### Exercise instructions
Your task is to write out the lines from the line containing "Extract all readable text from this page." through the last line of the material, exactly.

(Stored items)
--- Begin ---

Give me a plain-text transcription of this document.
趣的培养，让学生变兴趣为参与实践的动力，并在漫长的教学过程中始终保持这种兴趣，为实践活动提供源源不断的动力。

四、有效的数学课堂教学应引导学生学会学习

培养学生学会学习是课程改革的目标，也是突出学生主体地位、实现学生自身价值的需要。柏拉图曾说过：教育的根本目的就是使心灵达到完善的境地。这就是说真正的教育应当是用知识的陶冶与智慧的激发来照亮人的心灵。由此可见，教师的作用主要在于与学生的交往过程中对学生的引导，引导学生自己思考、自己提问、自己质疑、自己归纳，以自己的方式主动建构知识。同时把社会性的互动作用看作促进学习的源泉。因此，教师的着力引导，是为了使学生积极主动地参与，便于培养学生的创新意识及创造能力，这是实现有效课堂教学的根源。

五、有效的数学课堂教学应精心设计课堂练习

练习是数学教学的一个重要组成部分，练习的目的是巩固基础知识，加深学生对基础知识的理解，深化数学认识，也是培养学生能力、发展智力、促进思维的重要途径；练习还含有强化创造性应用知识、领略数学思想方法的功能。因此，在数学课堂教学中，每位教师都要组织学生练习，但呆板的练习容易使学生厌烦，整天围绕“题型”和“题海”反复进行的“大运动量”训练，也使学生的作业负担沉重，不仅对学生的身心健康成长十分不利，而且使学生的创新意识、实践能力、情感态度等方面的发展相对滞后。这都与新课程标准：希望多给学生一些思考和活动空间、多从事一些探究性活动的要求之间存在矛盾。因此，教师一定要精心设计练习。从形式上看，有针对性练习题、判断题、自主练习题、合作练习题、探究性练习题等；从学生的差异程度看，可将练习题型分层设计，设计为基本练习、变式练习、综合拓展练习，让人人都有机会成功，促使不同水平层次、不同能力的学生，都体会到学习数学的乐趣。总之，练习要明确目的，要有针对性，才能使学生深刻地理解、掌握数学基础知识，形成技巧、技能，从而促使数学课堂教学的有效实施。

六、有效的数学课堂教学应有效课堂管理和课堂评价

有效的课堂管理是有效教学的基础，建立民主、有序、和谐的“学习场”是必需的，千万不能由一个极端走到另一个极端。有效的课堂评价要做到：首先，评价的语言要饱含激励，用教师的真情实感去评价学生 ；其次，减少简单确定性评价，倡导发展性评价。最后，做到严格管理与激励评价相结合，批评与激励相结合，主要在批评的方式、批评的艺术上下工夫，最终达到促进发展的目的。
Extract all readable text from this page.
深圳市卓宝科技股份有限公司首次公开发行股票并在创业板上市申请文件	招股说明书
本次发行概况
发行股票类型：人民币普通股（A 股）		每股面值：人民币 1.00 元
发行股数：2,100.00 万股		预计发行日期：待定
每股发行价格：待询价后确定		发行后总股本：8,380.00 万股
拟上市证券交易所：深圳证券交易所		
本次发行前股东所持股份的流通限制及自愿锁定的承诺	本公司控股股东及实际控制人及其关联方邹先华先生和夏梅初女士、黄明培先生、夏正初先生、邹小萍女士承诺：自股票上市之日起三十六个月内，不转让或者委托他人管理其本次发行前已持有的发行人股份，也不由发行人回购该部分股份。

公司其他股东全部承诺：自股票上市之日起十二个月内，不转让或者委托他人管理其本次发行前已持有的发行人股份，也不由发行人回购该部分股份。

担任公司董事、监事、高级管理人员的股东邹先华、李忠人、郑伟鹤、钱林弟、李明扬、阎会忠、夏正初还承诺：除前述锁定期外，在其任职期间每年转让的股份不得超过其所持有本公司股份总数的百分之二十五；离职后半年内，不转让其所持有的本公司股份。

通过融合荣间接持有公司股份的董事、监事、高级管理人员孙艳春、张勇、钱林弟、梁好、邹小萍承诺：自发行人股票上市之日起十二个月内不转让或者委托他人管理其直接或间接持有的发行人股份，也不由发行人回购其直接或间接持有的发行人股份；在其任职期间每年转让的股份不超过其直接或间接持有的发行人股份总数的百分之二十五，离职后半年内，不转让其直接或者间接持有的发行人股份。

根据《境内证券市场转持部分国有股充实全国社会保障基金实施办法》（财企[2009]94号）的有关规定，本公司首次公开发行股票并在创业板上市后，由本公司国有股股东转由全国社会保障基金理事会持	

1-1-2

--- End ---

### Correct answer
Extract all readable text from this page.
深圳市卓宝科技股份有限公司首次公开发行股票并在创业板上市申请文件	招股说明书
本次发行概况
发行股票类型：人民币普通股（A 股）		每股面值：人民币 1.00 元
发行股数：2,100.00 万股		预计发行日期：待定
每股发行价格：待询价后确定		发行后总股本：8,380.00 万股
拟上市证券交易所：深圳证券交易所		
本次发行前股东所持股份的流通限制及自愿锁定的承诺	本公司控股股东及实际控制人及其关联方邹先华先生和夏梅初女士、黄明培先生、夏正初先生、邹小萍女士承诺：自股票上市之日起三十六个月内，不转让或者委托他人管理其本次发行前已持有的发行人股份，也不由发行人回购该部分股份。

公司其他股东全部承诺：自股票上市之日起十二个月内，不转让或者委托他人管理其本次发行前已持有的发行人股份，也不由发行人回购该部分股份。

担任公司董事、监事、高级管理人员的股东邹先华、李忠人、郑伟鹤、钱林弟、李明扬、阎会忠、夏正初还承诺：除前述锁定期外，在其任职期间每年转让的股份不得超过其所持有本公司股份总数的百分之二十五；离职后半年内，不转让其所持有的本公司股份。

通过融合荣间接持有公司股份的董事、监事、高级管理人员孙艳春、张勇、钱林弟、梁好、邹小萍承诺：自发行人股票上市之日起十二个月内不转让或者委托他人管理其直接或间接持有的发行人股份，也不由发行人回购其直接或间接持有的发行人股份；在其任职期间每年转让的股份不超过其直接或间接持有的发行人股份总数的百分之二十五，离职后半年内，不转让其直接或者间接持有的发行人股份。

根据《境内证券市场转持部分国有股充实全国社会保障基金实施办法》（财企[2009]94号）的有关规定，本公司首次公开发行股票并在创业板上市后，由本公司国有股股东转由全国社会保障基金理事会持	

1-1-2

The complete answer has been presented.